■ INPUT FOR THIS TASK:
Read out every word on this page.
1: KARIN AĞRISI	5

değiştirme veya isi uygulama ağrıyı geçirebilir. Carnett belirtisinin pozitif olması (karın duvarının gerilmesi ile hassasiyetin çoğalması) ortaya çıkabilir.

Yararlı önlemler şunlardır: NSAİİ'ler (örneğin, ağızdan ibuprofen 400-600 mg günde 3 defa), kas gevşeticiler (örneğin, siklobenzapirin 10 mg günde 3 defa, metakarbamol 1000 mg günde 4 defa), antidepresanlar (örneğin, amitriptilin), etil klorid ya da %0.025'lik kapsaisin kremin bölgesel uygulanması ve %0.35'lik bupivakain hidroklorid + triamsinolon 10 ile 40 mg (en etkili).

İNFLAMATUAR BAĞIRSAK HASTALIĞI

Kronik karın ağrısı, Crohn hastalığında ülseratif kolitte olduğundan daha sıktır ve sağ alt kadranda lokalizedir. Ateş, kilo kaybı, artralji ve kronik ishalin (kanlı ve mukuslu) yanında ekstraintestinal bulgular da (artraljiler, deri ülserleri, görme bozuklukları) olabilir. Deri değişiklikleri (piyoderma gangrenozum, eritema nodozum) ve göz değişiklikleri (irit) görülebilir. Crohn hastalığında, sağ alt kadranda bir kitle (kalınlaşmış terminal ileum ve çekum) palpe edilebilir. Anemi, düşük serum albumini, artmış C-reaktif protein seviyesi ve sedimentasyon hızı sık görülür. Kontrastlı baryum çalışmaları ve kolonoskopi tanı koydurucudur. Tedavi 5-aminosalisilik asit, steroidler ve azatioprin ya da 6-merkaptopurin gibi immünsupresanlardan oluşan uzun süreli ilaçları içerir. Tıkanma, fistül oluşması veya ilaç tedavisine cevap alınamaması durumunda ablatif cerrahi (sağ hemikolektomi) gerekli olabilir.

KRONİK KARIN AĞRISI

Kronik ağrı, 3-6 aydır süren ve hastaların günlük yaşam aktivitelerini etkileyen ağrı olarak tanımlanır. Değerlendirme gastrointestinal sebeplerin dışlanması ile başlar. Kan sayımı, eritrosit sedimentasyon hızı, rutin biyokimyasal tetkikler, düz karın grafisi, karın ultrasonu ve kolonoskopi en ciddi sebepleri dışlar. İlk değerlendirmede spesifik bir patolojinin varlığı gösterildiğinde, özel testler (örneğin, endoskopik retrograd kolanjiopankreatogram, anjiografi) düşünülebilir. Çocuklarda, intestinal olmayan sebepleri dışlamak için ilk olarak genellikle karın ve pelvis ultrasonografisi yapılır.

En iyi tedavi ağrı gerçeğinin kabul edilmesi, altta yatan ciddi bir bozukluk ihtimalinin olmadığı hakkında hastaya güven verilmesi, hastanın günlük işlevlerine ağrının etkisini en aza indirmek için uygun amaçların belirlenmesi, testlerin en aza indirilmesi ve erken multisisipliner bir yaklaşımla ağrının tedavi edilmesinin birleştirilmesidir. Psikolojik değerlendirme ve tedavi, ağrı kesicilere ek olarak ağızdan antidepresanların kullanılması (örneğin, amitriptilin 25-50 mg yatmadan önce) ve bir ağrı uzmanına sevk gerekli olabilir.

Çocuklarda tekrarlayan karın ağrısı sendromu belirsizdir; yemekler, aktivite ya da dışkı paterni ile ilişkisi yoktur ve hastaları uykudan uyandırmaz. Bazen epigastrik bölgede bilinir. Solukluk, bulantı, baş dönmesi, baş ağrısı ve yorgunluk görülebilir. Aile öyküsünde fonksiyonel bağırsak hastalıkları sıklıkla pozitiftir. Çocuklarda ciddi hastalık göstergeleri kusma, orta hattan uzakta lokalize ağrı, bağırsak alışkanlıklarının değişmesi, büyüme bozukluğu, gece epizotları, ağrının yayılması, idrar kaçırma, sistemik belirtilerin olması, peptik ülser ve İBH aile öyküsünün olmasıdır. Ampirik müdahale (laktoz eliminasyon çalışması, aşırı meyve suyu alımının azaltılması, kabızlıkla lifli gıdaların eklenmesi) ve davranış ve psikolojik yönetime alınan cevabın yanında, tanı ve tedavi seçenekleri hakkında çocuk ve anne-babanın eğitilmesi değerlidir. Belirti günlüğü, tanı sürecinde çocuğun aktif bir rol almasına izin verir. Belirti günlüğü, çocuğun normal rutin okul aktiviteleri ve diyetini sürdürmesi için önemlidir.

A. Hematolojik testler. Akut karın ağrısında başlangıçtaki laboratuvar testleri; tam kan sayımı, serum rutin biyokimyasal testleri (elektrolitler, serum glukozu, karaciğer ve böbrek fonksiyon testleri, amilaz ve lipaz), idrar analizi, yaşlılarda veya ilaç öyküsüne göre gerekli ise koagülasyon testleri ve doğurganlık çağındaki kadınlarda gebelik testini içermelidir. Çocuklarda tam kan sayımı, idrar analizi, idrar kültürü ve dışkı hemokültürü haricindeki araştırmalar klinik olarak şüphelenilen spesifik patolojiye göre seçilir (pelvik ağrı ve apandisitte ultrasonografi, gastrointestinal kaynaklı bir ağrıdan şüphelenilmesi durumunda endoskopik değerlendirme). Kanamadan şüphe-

■ ASSIGNMENT:
Your reply must be one number, namely how many lines of the material above contain the string "KARIN".

■ YOUR RESPONSE:
2